>> start Provided entries

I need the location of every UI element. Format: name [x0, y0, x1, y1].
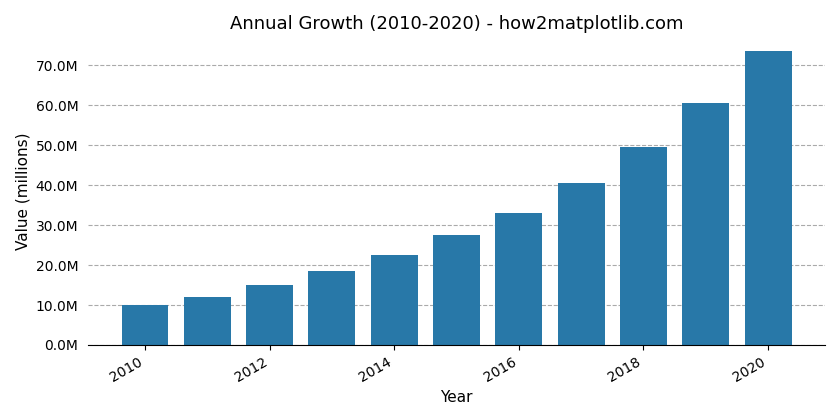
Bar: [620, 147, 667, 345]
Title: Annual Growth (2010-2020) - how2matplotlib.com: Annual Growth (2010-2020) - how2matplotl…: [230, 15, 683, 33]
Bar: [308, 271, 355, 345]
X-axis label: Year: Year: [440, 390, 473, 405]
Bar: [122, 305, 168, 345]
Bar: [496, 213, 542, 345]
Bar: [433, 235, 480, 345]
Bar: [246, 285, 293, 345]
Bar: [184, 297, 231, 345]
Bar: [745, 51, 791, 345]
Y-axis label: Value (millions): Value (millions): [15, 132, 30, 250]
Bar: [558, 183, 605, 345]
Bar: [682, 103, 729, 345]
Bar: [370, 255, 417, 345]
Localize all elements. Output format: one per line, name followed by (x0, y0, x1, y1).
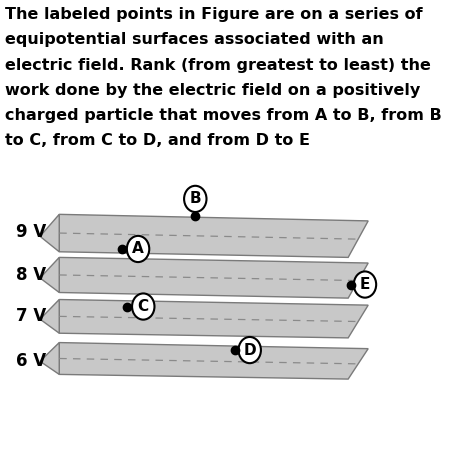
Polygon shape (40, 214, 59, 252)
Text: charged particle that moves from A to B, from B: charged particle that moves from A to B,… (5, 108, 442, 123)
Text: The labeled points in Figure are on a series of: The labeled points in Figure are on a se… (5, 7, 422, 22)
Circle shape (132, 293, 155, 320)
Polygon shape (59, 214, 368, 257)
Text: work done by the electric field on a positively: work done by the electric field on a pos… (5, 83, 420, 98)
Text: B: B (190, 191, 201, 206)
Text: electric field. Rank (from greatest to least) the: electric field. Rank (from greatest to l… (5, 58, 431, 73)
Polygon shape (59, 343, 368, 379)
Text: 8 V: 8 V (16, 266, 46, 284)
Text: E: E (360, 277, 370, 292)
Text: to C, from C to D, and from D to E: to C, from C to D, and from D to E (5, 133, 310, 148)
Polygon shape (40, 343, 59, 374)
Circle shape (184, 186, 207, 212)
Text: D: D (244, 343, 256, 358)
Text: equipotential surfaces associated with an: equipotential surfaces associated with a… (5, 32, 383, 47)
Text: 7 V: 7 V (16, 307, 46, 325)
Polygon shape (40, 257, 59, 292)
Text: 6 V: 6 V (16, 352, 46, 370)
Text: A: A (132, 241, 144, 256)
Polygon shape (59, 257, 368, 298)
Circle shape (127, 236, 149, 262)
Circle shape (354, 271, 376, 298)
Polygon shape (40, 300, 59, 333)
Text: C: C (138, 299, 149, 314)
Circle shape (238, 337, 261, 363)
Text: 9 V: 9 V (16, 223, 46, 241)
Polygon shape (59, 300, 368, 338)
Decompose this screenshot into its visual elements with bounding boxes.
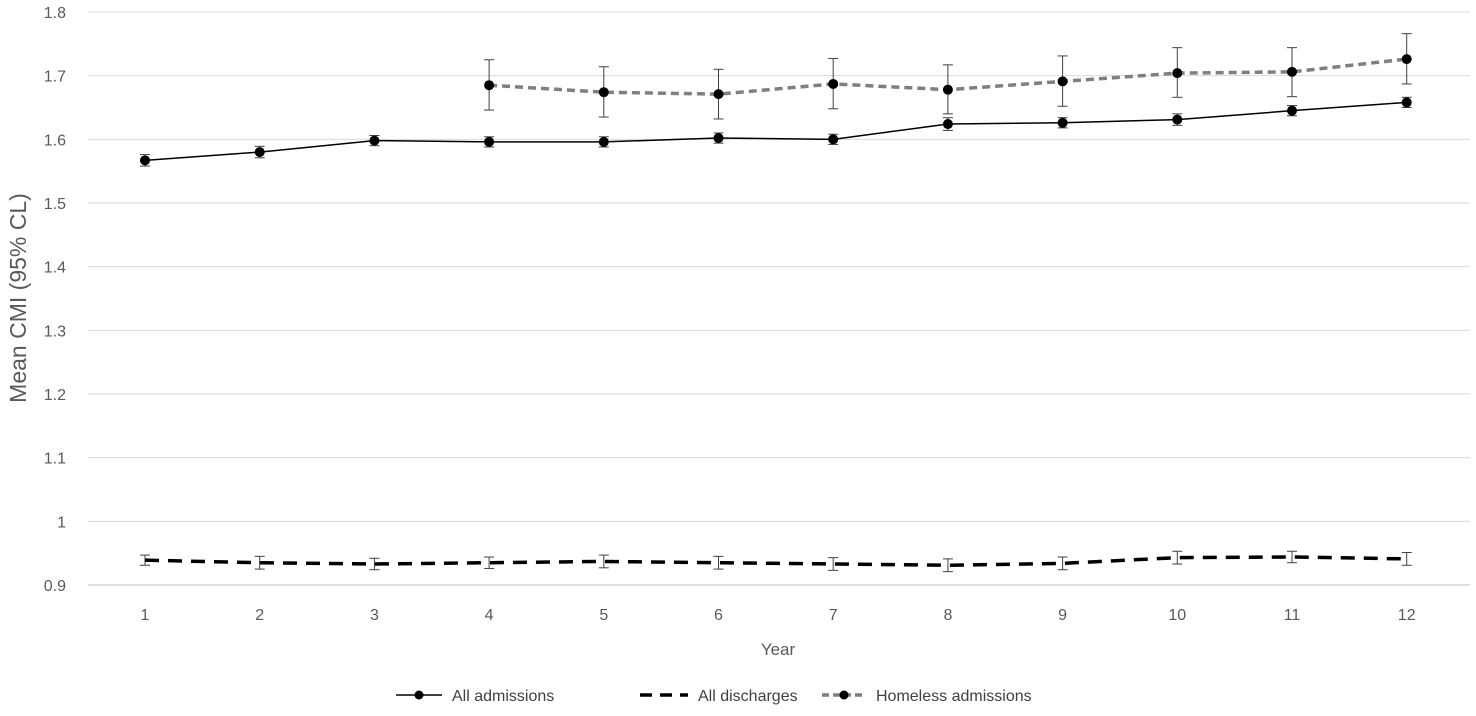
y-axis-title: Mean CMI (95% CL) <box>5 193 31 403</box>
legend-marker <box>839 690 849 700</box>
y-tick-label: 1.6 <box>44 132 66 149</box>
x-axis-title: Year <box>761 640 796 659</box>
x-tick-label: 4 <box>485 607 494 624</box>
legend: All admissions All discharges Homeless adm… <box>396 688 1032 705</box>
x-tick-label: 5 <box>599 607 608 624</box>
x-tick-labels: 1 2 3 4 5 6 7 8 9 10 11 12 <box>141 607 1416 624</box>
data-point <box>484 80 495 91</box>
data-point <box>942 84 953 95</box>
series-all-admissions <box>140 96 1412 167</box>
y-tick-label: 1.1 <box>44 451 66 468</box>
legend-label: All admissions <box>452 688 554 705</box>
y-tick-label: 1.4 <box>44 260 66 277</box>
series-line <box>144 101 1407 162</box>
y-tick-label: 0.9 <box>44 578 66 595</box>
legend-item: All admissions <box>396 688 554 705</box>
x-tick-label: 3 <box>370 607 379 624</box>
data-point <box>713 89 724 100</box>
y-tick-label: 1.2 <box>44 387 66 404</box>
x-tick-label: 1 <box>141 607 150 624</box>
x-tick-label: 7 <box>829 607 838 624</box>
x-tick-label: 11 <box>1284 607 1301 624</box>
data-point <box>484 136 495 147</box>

>> end Provided entries

**Short problem:** Extract every line of the material above unchanged, leaving out the pictures.

**Full response:**
I need the location of every UI element. Format: name [x0, y0, x1, y1].
Bar: [620, 147, 667, 345]
Title: Annual Growth (2010-2020) - how2matplotlib.com: Annual Growth (2010-2020) - how2matplotl…: [230, 15, 683, 33]
Bar: [308, 271, 355, 345]
X-axis label: Year: Year: [440, 390, 473, 405]
Bar: [122, 305, 168, 345]
Bar: [496, 213, 542, 345]
Bar: [433, 235, 480, 345]
Bar: [246, 285, 293, 345]
Bar: [184, 297, 231, 345]
Bar: [745, 51, 791, 345]
Y-axis label: Value (millions): Value (millions): [15, 132, 30, 250]
Bar: [558, 183, 605, 345]
Bar: [682, 103, 729, 345]
Bar: [370, 255, 417, 345]
Localize all elements. Output format: one per line, name followed by (x0, y0, x1, y1).
Polygon shape (40, 214, 59, 252)
Text: charged particle that moves from A to B, from B: charged particle that moves from A to B,… (5, 108, 442, 123)
Text: The labeled points in Figure are on a series of: The labeled points in Figure are on a se… (5, 7, 422, 22)
Circle shape (132, 293, 155, 320)
Polygon shape (59, 214, 368, 257)
Text: work done by the electric field on a positively: work done by the electric field on a pos… (5, 83, 420, 98)
Text: B: B (190, 191, 201, 206)
Text: electric field. Rank (from greatest to least) the: electric field. Rank (from greatest to l… (5, 58, 431, 73)
Polygon shape (59, 343, 368, 379)
Text: 8 V: 8 V (16, 266, 46, 284)
Text: E: E (360, 277, 370, 292)
Text: to C, from C to D, and from D to E: to C, from C to D, and from D to E (5, 133, 310, 148)
Polygon shape (40, 343, 59, 374)
Circle shape (184, 186, 207, 212)
Text: D: D (244, 343, 256, 358)
Text: equipotential surfaces associated with an: equipotential surfaces associated with a… (5, 32, 383, 47)
Text: 7 V: 7 V (16, 307, 46, 325)
Polygon shape (40, 257, 59, 292)
Text: 6 V: 6 V (16, 352, 46, 370)
Text: A: A (132, 241, 144, 256)
Polygon shape (59, 257, 368, 298)
Circle shape (127, 236, 149, 262)
Circle shape (354, 271, 376, 298)
Polygon shape (40, 300, 59, 333)
Text: C: C (138, 299, 149, 314)
Circle shape (238, 337, 261, 363)
Text: 9 V: 9 V (16, 223, 46, 241)
Polygon shape (59, 300, 368, 338)
Decompose this screenshot into its visual elements with bounding boxes.
y-axis-title: Mean CMI (95% CL) <box>5 193 31 403</box>
legend-marker <box>839 690 849 700</box>
y-tick-label: 1.6 <box>44 132 66 149</box>
x-axis-title: Year <box>761 640 796 659</box>
x-tick-label: 4 <box>485 607 494 624</box>
legend: All admissions All discharges Homeless adm… <box>396 688 1032 705</box>
x-tick-label: 5 <box>599 607 608 624</box>
x-tick-labels: 1 2 3 4 5 6 7 8 9 10 11 12 <box>141 607 1416 624</box>
data-point <box>484 80 495 91</box>
data-point <box>942 84 953 95</box>
series-all-admissions <box>140 96 1412 167</box>
y-tick-label: 1.1 <box>44 451 66 468</box>
legend-label: All admissions <box>452 688 554 705</box>
y-tick-label: 1.4 <box>44 260 66 277</box>
series-line <box>144 101 1407 162</box>
y-tick-label: 0.9 <box>44 578 66 595</box>
legend-item: All admissions <box>396 688 554 705</box>
x-tick-label: 3 <box>370 607 379 624</box>
data-point <box>713 89 724 100</box>
y-tick-label: 1.2 <box>44 387 66 404</box>
x-tick-label: 1 <box>141 607 150 624</box>
x-tick-label: 7 <box>829 607 838 624</box>
x-tick-label: 11 <box>1284 607 1301 624</box>
data-point <box>484 136 495 147</box>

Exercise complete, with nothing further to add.